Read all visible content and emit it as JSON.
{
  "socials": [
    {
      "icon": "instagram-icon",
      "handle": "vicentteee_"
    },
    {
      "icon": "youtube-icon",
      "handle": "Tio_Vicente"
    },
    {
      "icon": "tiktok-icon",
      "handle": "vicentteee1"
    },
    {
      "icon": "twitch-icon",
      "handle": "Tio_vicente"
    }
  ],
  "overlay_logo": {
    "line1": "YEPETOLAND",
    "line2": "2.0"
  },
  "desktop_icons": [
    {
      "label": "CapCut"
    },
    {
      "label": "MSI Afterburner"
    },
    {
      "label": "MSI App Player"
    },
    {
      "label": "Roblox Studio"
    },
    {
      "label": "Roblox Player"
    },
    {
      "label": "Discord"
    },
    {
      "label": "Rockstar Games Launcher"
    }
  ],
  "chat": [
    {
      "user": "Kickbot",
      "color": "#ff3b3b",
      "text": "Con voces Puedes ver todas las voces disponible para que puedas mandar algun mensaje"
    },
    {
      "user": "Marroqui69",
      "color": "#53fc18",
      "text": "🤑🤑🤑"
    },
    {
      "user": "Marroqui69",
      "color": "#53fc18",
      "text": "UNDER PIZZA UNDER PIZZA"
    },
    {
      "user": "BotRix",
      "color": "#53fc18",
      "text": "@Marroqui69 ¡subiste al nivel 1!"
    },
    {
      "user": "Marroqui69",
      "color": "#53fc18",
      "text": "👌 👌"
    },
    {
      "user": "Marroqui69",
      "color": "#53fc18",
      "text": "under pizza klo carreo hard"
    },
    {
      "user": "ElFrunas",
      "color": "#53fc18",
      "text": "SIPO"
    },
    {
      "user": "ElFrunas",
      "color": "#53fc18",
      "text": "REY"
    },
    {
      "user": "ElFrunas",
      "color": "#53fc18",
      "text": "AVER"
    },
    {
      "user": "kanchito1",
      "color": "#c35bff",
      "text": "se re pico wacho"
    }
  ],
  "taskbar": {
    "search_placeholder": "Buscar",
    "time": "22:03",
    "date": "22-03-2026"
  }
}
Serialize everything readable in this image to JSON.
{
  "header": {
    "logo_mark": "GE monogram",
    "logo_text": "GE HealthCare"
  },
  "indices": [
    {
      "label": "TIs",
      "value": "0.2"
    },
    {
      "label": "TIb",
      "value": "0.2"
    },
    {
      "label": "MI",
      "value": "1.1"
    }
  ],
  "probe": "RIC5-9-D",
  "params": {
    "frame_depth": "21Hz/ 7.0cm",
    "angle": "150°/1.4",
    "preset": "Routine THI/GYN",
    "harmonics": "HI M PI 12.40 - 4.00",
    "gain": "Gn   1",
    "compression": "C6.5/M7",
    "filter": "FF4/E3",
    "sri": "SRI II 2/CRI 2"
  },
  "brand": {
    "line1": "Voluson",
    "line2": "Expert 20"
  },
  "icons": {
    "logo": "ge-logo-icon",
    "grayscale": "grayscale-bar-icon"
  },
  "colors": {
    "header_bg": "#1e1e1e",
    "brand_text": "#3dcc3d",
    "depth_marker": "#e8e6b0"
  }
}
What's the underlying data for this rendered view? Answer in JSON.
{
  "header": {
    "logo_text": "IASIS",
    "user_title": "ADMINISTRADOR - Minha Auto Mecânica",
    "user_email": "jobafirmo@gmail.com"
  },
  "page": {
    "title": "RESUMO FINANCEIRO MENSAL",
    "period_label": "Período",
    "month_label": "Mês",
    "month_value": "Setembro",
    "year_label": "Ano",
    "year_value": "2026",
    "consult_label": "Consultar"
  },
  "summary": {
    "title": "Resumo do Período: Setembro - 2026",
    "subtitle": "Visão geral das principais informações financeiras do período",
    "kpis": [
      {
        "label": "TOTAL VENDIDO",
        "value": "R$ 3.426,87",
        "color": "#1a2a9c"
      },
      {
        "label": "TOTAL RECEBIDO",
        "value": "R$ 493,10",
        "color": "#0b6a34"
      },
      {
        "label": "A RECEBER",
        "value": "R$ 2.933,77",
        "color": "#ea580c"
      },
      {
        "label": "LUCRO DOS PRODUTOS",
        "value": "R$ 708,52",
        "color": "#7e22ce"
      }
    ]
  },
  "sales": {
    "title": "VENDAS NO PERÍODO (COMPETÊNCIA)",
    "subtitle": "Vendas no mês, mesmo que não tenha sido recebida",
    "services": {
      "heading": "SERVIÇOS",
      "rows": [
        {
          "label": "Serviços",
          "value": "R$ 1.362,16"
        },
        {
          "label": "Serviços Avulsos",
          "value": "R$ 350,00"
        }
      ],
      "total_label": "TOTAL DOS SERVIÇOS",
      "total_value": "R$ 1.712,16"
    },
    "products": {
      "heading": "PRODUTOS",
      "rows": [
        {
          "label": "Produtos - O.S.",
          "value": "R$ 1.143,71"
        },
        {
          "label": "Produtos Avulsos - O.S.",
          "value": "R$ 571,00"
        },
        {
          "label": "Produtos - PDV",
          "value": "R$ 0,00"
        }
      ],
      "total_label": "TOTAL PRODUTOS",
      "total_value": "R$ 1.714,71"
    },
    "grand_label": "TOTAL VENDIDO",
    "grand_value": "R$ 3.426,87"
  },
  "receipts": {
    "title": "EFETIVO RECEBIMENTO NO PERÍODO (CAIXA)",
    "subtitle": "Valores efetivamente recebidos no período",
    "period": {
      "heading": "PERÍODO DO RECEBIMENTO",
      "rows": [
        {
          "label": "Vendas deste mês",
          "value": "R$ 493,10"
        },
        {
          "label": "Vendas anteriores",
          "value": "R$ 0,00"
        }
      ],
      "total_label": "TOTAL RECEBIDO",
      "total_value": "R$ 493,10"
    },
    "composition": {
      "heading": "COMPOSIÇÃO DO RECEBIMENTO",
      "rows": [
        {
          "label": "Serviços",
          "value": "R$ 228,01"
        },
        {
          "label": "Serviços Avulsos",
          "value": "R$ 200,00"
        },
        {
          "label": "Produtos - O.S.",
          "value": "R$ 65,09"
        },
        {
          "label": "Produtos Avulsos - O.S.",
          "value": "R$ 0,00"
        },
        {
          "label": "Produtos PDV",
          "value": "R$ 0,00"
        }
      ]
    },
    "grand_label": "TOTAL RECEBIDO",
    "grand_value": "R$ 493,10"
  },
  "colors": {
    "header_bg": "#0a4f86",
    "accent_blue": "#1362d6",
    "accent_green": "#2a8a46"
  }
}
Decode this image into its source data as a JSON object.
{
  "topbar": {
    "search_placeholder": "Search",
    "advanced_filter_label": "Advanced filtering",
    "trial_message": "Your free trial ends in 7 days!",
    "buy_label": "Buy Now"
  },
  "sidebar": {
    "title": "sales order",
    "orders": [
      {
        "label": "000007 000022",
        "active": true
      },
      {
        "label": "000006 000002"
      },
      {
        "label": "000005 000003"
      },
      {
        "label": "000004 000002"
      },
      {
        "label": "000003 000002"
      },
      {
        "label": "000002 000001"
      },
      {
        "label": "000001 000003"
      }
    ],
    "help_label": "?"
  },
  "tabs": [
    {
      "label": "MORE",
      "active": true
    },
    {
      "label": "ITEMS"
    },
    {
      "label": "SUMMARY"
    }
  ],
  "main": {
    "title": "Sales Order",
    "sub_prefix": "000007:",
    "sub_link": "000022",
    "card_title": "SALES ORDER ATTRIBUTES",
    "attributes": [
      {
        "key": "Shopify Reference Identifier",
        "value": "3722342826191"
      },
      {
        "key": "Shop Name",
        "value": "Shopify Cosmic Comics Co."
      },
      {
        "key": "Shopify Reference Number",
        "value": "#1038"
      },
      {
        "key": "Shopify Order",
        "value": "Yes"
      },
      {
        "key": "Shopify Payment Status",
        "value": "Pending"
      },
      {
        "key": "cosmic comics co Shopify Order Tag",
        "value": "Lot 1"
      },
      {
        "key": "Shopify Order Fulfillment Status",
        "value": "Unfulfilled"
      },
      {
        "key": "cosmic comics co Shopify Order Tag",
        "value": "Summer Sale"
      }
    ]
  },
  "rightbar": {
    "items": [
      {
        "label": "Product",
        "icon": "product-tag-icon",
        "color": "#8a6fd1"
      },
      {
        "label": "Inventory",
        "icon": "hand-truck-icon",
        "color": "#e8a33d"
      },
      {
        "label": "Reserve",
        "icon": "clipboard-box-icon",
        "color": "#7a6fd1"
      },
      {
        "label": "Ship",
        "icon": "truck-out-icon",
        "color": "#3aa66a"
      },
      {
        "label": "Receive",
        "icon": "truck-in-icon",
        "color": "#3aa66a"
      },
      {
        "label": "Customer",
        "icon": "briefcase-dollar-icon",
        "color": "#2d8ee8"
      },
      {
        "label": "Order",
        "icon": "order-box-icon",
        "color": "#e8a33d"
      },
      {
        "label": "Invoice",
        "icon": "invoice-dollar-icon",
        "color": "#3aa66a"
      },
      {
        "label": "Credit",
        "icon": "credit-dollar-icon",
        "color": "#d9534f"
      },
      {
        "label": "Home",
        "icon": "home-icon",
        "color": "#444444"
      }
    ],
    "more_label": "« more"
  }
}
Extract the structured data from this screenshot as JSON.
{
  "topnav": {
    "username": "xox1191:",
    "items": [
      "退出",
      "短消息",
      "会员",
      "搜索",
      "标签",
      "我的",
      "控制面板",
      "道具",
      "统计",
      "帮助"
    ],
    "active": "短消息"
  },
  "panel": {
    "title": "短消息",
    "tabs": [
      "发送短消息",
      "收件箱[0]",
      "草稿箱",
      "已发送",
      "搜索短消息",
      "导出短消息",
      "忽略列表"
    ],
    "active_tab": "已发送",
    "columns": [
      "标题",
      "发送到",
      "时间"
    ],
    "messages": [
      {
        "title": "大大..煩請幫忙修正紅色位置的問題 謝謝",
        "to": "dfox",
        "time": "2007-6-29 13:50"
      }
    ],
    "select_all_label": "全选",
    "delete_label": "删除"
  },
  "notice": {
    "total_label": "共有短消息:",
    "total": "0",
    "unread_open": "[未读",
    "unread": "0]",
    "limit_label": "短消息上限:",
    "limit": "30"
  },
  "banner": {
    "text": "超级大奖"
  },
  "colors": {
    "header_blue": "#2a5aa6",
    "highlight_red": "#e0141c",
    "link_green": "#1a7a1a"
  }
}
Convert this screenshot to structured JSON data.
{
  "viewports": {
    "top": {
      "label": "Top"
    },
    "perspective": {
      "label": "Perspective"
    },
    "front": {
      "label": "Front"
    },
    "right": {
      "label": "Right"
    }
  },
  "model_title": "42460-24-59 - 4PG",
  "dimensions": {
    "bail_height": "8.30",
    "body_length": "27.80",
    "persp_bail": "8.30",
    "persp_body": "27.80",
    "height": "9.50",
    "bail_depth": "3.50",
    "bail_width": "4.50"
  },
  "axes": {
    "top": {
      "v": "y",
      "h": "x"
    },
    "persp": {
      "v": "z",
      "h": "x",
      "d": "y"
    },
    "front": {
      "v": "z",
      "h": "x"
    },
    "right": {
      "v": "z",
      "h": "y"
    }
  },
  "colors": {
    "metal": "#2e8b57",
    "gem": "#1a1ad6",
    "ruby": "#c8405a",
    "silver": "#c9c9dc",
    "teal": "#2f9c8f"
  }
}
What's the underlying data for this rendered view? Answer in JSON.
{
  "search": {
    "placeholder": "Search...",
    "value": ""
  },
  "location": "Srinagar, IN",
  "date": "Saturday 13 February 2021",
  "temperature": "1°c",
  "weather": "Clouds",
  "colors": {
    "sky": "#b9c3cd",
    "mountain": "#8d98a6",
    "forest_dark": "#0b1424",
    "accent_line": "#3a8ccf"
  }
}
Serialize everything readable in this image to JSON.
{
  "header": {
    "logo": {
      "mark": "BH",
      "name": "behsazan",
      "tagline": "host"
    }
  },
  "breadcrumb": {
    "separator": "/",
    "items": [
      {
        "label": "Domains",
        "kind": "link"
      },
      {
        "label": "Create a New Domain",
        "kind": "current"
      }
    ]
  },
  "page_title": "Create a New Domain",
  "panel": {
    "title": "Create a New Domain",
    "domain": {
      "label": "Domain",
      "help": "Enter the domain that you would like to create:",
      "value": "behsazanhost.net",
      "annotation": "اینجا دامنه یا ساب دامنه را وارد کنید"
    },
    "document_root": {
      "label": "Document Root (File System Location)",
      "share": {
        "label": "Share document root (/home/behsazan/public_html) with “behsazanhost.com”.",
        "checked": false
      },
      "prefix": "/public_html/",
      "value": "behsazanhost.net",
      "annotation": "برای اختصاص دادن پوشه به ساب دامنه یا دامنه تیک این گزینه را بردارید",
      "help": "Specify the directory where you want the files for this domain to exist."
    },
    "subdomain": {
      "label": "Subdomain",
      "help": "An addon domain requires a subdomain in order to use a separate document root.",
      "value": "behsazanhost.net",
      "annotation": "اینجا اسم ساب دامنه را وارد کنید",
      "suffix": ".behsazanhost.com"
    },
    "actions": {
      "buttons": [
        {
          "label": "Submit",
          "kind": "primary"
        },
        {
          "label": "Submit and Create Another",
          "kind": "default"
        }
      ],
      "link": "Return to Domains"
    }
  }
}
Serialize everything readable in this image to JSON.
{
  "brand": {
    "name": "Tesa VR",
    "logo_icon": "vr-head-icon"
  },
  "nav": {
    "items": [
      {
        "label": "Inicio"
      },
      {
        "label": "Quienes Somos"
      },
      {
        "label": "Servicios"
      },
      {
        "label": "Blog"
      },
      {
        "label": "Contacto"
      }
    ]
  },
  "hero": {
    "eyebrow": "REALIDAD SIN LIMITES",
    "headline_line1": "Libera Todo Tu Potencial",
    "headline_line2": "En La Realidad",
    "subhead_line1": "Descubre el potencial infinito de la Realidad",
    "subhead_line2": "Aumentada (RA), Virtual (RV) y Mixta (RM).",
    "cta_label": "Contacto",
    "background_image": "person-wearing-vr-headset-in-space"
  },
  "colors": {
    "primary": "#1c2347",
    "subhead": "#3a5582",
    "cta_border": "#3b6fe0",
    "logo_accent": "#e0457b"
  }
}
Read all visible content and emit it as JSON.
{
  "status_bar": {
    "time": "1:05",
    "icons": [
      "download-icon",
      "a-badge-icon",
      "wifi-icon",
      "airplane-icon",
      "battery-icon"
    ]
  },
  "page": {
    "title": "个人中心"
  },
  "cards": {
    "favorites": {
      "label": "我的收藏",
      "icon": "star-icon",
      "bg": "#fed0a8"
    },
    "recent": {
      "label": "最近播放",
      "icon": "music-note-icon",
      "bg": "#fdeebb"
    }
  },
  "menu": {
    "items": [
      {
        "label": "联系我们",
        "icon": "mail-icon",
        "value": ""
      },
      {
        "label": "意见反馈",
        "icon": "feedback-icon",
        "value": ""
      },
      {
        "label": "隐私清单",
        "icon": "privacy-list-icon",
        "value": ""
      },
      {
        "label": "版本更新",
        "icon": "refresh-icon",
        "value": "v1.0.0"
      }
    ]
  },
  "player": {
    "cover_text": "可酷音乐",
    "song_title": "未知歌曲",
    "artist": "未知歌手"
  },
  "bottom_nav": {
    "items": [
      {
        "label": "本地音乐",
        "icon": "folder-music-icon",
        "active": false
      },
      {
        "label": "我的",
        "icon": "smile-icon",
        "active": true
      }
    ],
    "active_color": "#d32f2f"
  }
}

DIRECTIONS →
Find all the lines containing "RECEBIMENTO" in the material, then copy them.

SOLUTION FOR THIS TASK →
    "title": "EFETIVO RECEBIMENTO NO PERÍODO (CAIXA)",
      "heading": "PERÍODO DO RECEBIMENTO",
      "heading": "COMPOSIÇÃO DO RECEBIMENTO",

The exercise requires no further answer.